AIM OF THE EXERCISE —
Search the records for "Community". Copy every line where it appears.

Part of a data file —
---------------
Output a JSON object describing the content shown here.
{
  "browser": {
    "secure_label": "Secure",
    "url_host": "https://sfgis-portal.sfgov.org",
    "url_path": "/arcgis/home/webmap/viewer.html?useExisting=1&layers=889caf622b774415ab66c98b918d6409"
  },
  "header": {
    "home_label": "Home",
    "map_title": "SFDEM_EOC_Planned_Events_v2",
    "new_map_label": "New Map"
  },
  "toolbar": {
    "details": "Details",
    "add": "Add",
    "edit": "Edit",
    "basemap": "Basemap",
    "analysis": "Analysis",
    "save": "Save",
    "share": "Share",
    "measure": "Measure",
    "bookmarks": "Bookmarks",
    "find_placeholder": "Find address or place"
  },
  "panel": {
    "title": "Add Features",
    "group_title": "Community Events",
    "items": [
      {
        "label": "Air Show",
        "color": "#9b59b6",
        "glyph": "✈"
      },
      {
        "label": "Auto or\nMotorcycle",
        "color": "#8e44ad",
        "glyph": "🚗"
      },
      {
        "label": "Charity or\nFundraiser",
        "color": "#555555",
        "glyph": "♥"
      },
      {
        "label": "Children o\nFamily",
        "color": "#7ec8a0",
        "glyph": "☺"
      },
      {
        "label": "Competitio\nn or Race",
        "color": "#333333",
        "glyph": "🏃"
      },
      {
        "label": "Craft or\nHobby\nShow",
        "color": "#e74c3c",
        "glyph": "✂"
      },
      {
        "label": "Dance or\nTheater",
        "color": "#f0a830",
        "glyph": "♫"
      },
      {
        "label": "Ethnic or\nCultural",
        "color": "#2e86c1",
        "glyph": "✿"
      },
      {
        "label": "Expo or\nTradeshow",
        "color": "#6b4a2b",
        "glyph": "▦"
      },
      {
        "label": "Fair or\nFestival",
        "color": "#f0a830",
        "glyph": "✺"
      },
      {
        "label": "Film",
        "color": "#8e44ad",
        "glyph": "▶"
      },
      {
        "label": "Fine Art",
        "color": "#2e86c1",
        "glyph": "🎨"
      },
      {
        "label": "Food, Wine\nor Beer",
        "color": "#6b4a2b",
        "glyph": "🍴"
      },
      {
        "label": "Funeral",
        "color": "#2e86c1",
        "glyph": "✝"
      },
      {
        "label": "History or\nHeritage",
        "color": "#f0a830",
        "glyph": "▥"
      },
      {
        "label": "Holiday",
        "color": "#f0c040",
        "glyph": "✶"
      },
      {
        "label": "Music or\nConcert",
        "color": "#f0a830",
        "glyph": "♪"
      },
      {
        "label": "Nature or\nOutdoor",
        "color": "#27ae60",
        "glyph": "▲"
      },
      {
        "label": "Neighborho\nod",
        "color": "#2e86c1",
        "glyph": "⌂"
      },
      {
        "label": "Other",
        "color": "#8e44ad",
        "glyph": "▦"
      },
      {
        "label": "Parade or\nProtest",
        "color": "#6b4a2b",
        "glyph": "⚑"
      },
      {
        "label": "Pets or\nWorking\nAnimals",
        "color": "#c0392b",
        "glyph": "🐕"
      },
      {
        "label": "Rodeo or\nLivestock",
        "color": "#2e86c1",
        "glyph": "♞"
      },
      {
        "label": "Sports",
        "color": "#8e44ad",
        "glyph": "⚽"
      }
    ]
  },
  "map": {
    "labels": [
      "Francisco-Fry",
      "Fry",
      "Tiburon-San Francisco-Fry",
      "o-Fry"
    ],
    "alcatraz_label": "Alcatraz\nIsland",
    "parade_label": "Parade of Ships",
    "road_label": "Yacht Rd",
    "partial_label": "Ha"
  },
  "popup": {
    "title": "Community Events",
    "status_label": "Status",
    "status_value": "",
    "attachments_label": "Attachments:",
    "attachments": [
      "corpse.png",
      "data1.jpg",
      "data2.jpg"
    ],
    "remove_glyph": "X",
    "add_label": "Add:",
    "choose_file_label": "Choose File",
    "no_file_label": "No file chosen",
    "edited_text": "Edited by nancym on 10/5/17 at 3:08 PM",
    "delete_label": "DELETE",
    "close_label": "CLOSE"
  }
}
---------------
FINAL RESULT —
    "group_title": "Community Events",
    "title": "Community Events",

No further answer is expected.